▸ Brief: Transcribe every line of the listing below without any deviation.

▸ Material for this exercise:

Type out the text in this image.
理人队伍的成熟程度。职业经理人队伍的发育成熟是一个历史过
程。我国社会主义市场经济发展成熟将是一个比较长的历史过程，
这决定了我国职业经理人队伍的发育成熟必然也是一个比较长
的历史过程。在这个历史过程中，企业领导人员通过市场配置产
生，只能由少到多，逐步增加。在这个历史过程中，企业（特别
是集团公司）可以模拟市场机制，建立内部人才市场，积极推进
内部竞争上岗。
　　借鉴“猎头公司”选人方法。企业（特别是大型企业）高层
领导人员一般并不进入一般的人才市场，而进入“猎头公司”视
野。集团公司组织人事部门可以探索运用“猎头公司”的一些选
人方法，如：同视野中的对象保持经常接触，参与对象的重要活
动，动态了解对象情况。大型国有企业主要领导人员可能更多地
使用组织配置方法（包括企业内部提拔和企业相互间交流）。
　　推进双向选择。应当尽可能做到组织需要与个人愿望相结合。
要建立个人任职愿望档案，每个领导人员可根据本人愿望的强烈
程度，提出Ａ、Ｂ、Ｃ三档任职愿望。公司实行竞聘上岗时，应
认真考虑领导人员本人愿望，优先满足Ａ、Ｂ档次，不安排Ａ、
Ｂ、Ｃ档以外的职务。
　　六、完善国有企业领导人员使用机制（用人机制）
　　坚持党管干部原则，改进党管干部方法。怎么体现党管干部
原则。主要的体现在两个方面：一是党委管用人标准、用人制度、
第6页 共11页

▸ Correct response:
Type out the text in this image.
理人队伍的成熟程度。职业经理人队伍的发育成熟是一个历史过
程。我国社会主义市场经济发展成熟将是一个比较长的历史过程，
这决定了我国职业经理人队伍的发育成熟必然也是一个比较长
的历史过程。在这个历史过程中，企业领导人员通过市场配置产
生，只能由少到多，逐步增加。在这个历史过程中，企业（特别
是集团公司）可以模拟市场机制，建立内部人才市场，积极推进
内部竞争上岗。
　　借鉴“猎头公司”选人方法。企业（特别是大型企业）高层
领导人员一般并不进入一般的人才市场，而进入“猎头公司”视
野。集团公司组织人事部门可以探索运用“猎头公司”的一些选
人方法，如：同视野中的对象保持经常接触，参与对象的重要活
动，动态了解对象情况。大型国有企业主要领导人员可能更多地
使用组织配置方法（包括企业内部提拔和企业相互间交流）。
　　推进双向选择。应当尽可能做到组织需要与个人愿望相结合。
要建立个人任职愿望档案，每个领导人员可根据本人愿望的强烈
程度，提出Ａ、Ｂ、Ｃ三档任职愿望。公司实行竞聘上岗时，应
认真考虑领导人员本人愿望，优先满足Ａ、Ｂ档次，不安排Ａ、
Ｂ、Ｃ档以外的职务。
　　六、完善国有企业领导人员使用机制（用人机制）
　　坚持党管干部原则，改进党管干部方法。怎么体现党管干部
原则。主要的体现在两个方面：一是党委管用人标准、用人制度、
第6页 共11页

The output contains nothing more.